Take every line from the material that has the word "JSON" in it.

━━ Data for the task

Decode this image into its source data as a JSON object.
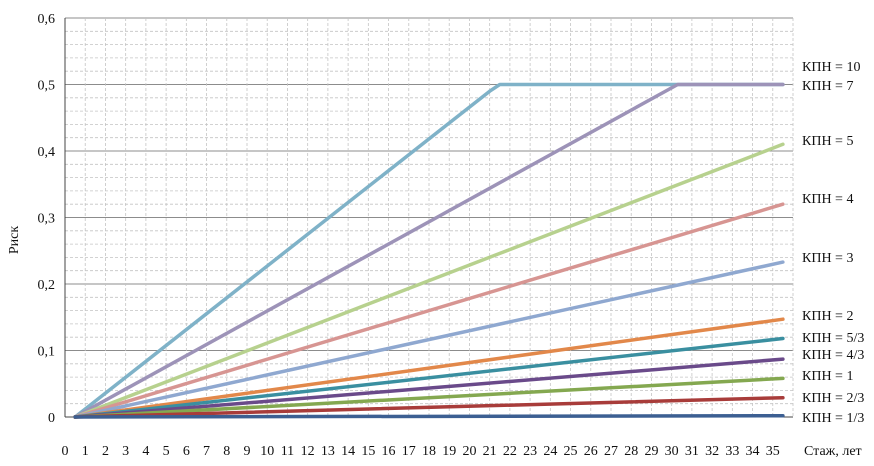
{
  "chart_data": {
    "type": "line",
    "xlabel": "Стаж, лет",
    "ylabel": "Риск",
    "xlim": [
      0,
      36
    ],
    "ylim": [
      0,
      0.6
    ],
    "x_ticks": [
      "0",
      "1",
      "2",
      "3",
      "4",
      "5",
      "6",
      "7",
      "8",
      "9",
      "10",
      "11",
      "12",
      "13",
      "14",
      "15",
      "16",
      "17",
      "18",
      "19",
      "20",
      "21",
      "22",
      "23",
      "24",
      "25",
      "26",
      "27",
      "28",
      "29",
      "30",
      "31",
      "32",
      "33",
      "34",
      "35"
    ],
    "y_ticks": [
      "0",
      "0,1",
      "0,2",
      "0,3",
      "0,4",
      "0,5",
      "0,6"
    ],
    "grid": true,
    "series": [
      {
        "name": "КПН = 10",
        "color": "#7fb2c8",
        "points": [
          [
            0.5,
            0
          ],
          [
            21,
            0.49
          ],
          [
            21.5,
            0.5
          ],
          [
            35.5,
            0.5
          ]
        ]
      },
      {
        "name": "КПН = 7",
        "color": "#9d93b8",
        "points": [
          [
            0.5,
            0
          ],
          [
            30.3,
            0.5
          ],
          [
            35.5,
            0.5
          ]
        ]
      },
      {
        "name": "КПН = 5",
        "color": "#b7d18e",
        "points": [
          [
            0.5,
            0
          ],
          [
            35.5,
            0.41
          ]
        ]
      },
      {
        "name": "КПН = 4",
        "color": "#d79592",
        "points": [
          [
            0.5,
            0
          ],
          [
            35.5,
            0.32
          ]
        ]
      },
      {
        "name": "КПН = 3",
        "color": "#8fa8d0",
        "points": [
          [
            0.5,
            0
          ],
          [
            35.5,
            0.233
          ]
        ]
      },
      {
        "name": "КПН = 2",
        "color": "#e2884a",
        "points": [
          [
            0.5,
            0
          ],
          [
            35.5,
            0.147
          ]
        ]
      },
      {
        "name": "КПН = 5/3",
        "color": "#3a8fa0",
        "points": [
          [
            0.5,
            0
          ],
          [
            35.5,
            0.118
          ]
        ]
      },
      {
        "name": "КПН = 4/3",
        "color": "#6a4a8a",
        "points": [
          [
            0.5,
            0
          ],
          [
            35.5,
            0.087
          ]
        ]
      },
      {
        "name": "КПН = 1",
        "color": "#84a850",
        "points": [
          [
            0.5,
            0
          ],
          [
            35.5,
            0.058
          ]
        ]
      },
      {
        "name": "КПН = 2/3",
        "color": "#a83c3a",
        "points": [
          [
            0.5,
            0
          ],
          [
            35.5,
            0.029
          ]
        ]
      },
      {
        "name": "КПН = 1/3",
        "color": "#3c5f92",
        "points": [
          [
            0.5,
            0
          ],
          [
            35.5,
            0.002
          ]
        ]
      }
    ]
  }
}
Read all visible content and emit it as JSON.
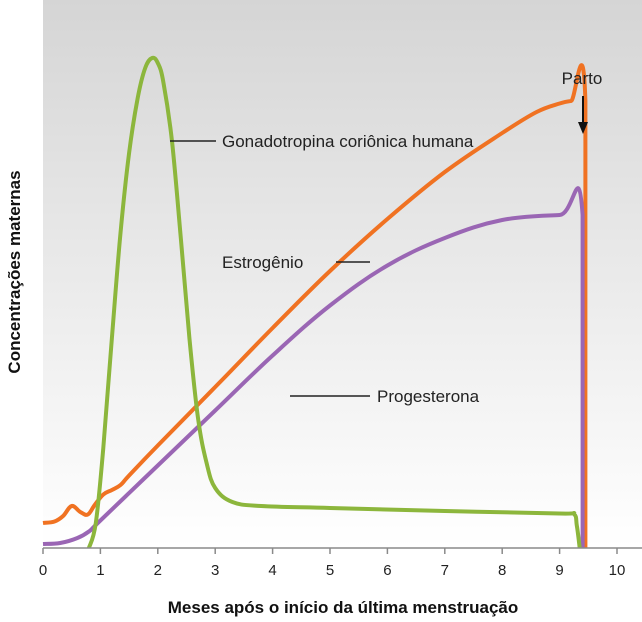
{
  "chart_data": {
    "type": "line",
    "xlabel": "Meses após o início da última menstruação",
    "ylabel": "Concentrações maternas",
    "xlim": [
      0,
      10
    ],
    "ylim": [
      0,
      100
    ],
    "x_ticks": [
      "0",
      "1",
      "2",
      "3",
      "4",
      "5",
      "6",
      "7",
      "8",
      "9",
      "10"
    ],
    "grid": false,
    "background_gradient": [
      "#d5d5d5",
      "#ffffff"
    ],
    "series": [
      {
        "name": "Gonadotropina coriônica humana",
        "color": "#8cb63c",
        "points": [
          [
            0.8,
            0
          ],
          [
            0.92,
            5
          ],
          [
            1.05,
            20
          ],
          [
            1.2,
            42
          ],
          [
            1.35,
            63
          ],
          [
            1.5,
            79
          ],
          [
            1.65,
            90
          ],
          [
            1.78,
            96
          ],
          [
            1.9,
            98
          ],
          [
            2.0,
            97
          ],
          [
            2.1,
            93
          ],
          [
            2.25,
            81
          ],
          [
            2.4,
            62
          ],
          [
            2.55,
            42
          ],
          [
            2.7,
            26
          ],
          [
            2.85,
            17
          ],
          [
            3.0,
            12
          ],
          [
            3.3,
            9.2
          ],
          [
            3.8,
            8.4
          ],
          [
            5.0,
            8.0
          ],
          [
            7.0,
            7.4
          ],
          [
            9.0,
            6.9
          ],
          [
            9.25,
            6.8
          ],
          [
            9.3,
            4.5
          ],
          [
            9.35,
            0
          ]
        ]
      },
      {
        "name": "Estrogênio",
        "color": "#f07222",
        "points": [
          [
            0.0,
            5
          ],
          [
            0.2,
            5.3
          ],
          [
            0.35,
            6.4
          ],
          [
            0.5,
            8.4
          ],
          [
            0.65,
            7.2
          ],
          [
            0.78,
            6.7
          ],
          [
            0.9,
            8.6
          ],
          [
            1.05,
            10.7
          ],
          [
            1.2,
            11.6
          ],
          [
            1.35,
            12.6
          ],
          [
            1.5,
            14.5
          ],
          [
            2.0,
            20.5
          ],
          [
            3.0,
            32.2
          ],
          [
            4.0,
            44
          ],
          [
            5.0,
            55.4
          ],
          [
            6.0,
            65.8
          ],
          [
            7.0,
            75.2
          ],
          [
            8.0,
            83
          ],
          [
            8.6,
            87.2
          ],
          [
            9.0,
            88.9
          ],
          [
            9.2,
            89.4
          ],
          [
            9.45,
            89.4
          ],
          [
            9.45,
            0
          ]
        ]
      },
      {
        "name": "Progesterona",
        "color": "#9a66b4",
        "points": [
          [
            0.0,
            0.8
          ],
          [
            0.3,
            1.0
          ],
          [
            0.6,
            2.0
          ],
          [
            0.8,
            3.3
          ],
          [
            1.0,
            5.5
          ],
          [
            2.0,
            16.5
          ],
          [
            3.0,
            27.5
          ],
          [
            4.0,
            38.5
          ],
          [
            5.0,
            48.5
          ],
          [
            6.0,
            56.5
          ],
          [
            7.0,
            62
          ],
          [
            8.0,
            65.6
          ],
          [
            9.0,
            66.6
          ],
          [
            9.4,
            66.6
          ],
          [
            9.4,
            0
          ]
        ]
      }
    ],
    "annotations": [
      {
        "text": "Gonadotropina coriônica humana",
        "series": "Gonadotropina coriônica humana"
      },
      {
        "text": "Estrogênio",
        "series": "Estrogênio"
      },
      {
        "text": "Progesterona",
        "series": "Progesterona"
      },
      {
        "text": "Parto",
        "at_x": 9.45
      }
    ]
  }
}
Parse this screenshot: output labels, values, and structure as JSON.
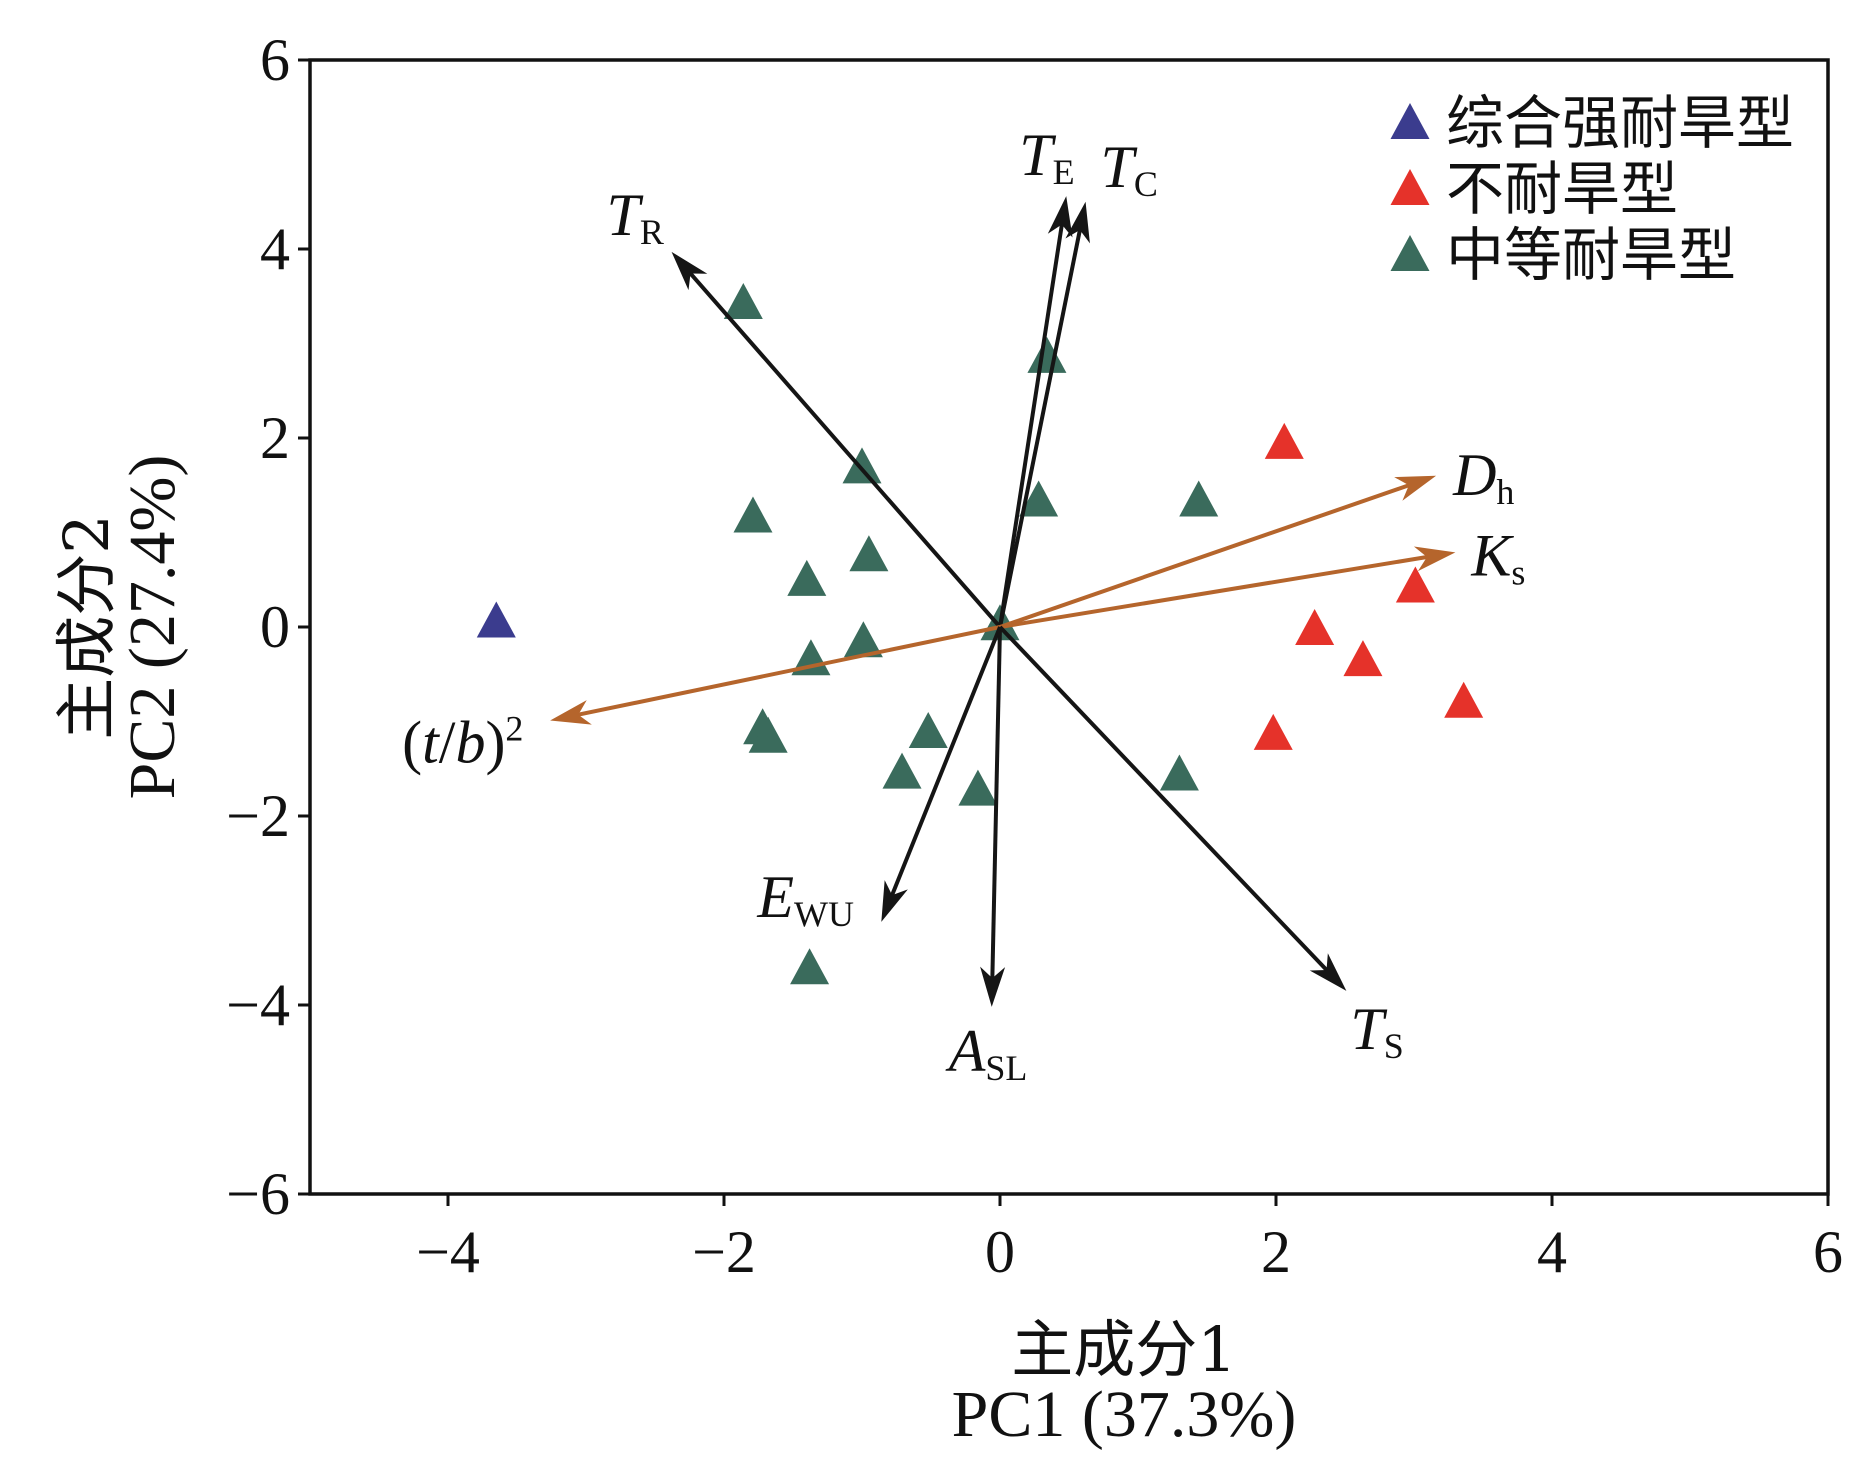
{
  "chart_data": {
    "type": "scatter",
    "xlim": [
      -5,
      6
    ],
    "ylim": [
      -6,
      6
    ],
    "xticks": [
      -4,
      -2,
      0,
      2,
      4,
      6
    ],
    "xtick_labels": [
      "−4",
      "−2",
      "0",
      "2",
      "4",
      "6"
    ],
    "yticks": [
      6,
      4,
      2,
      0,
      -2,
      -4,
      -6
    ],
    "ytick_labels": [
      "6",
      "4",
      "2",
      "0",
      "−2",
      "−4",
      "−6"
    ],
    "xlabel": {
      "zh": "主成分1",
      "en": "PC1 (37.3%)"
    },
    "ylabel": {
      "zh": "主成分2",
      "en": "PC2 (27.4%)"
    },
    "grid": false,
    "legend_position": "top-right",
    "series": [
      {
        "name": "综合强耐旱型",
        "color": "#3b3c8e",
        "points": [
          [
            -3.65,
            0.08
          ]
        ]
      },
      {
        "name": "不耐旱型",
        "color": "#e5322a",
        "points": [
          [
            2.06,
            1.97
          ],
          [
            3.01,
            0.45
          ],
          [
            2.28,
            0.0
          ],
          [
            2.63,
            -0.33
          ],
          [
            3.36,
            -0.77
          ],
          [
            1.98,
            -1.11
          ]
        ]
      },
      {
        "name": "中等耐旱型",
        "color": "#3a6b5c",
        "points": [
          [
            -1.86,
            3.45
          ],
          [
            0.34,
            2.88
          ],
          [
            -1.0,
            1.71
          ],
          [
            0.28,
            1.36
          ],
          [
            1.44,
            1.36
          ],
          [
            -1.79,
            1.19
          ],
          [
            -0.95,
            0.78
          ],
          [
            -1.4,
            0.52
          ],
          [
            -0.99,
            -0.13
          ],
          [
            -1.37,
            -0.32
          ],
          [
            0.0,
            0.05
          ],
          [
            -1.72,
            -1.05
          ],
          [
            -1.68,
            -1.14
          ],
          [
            -0.52,
            -1.09
          ],
          [
            -0.71,
            -1.52
          ],
          [
            -0.16,
            -1.7
          ],
          [
            1.3,
            -1.54
          ],
          [
            -1.38,
            -3.59
          ]
        ]
      }
    ],
    "loadings": [
      {
        "x": -2.38,
        "y": 3.97,
        "color": "#151515",
        "label": [
          {
            "text": "T",
            "italic": true
          },
          {
            "text": "R",
            "sub": true
          }
        ]
      },
      {
        "x": 0.48,
        "y": 4.56,
        "color": "#151515",
        "label": [
          {
            "text": "T",
            "italic": true
          },
          {
            "text": "E",
            "sub": true
          }
        ]
      },
      {
        "x": 0.62,
        "y": 4.5,
        "color": "#151515",
        "label": [
          {
            "text": "T",
            "italic": true
          },
          {
            "text": "C",
            "sub": true
          }
        ]
      },
      {
        "x": 3.16,
        "y": 1.6,
        "color": "#b5652c",
        "label": [
          {
            "text": "D",
            "italic": true
          },
          {
            "text": "h",
            "sub": true
          }
        ]
      },
      {
        "x": 3.3,
        "y": 0.79,
        "color": "#b5652c",
        "label": [
          {
            "text": "K",
            "italic": true
          },
          {
            "text": "s",
            "sub": true
          }
        ]
      },
      {
        "x": -3.26,
        "y": -0.99,
        "color": "#b5652c",
        "label": [
          {
            "text": "("
          },
          {
            "text": "t",
            "italic": true
          },
          {
            "text": "/"
          },
          {
            "text": "b",
            "italic": true
          },
          {
            "text": ")"
          },
          {
            "text": "2",
            "sup": true
          }
        ]
      },
      {
        "x": -0.86,
        "y": -3.12,
        "color": "#151515",
        "label": [
          {
            "text": "E",
            "italic": true
          },
          {
            "text": "WU",
            "sub": true
          }
        ]
      },
      {
        "x": -0.06,
        "y": -4.02,
        "color": "#151515",
        "label": [
          {
            "text": "A",
            "italic": true
          },
          {
            "text": "SL",
            "sub": true
          }
        ]
      },
      {
        "x": 2.51,
        "y": -3.85,
        "color": "#151515",
        "label": [
          {
            "text": "T",
            "italic": true
          },
          {
            "text": "S",
            "sub": true
          }
        ]
      }
    ]
  }
}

━━━━

**Answer to the exercise**
Decode this image into its source data as a JSON object.
Read all visible content and emit it as JSON.
Parse this screenshot: output labels, values, and structure as JSON.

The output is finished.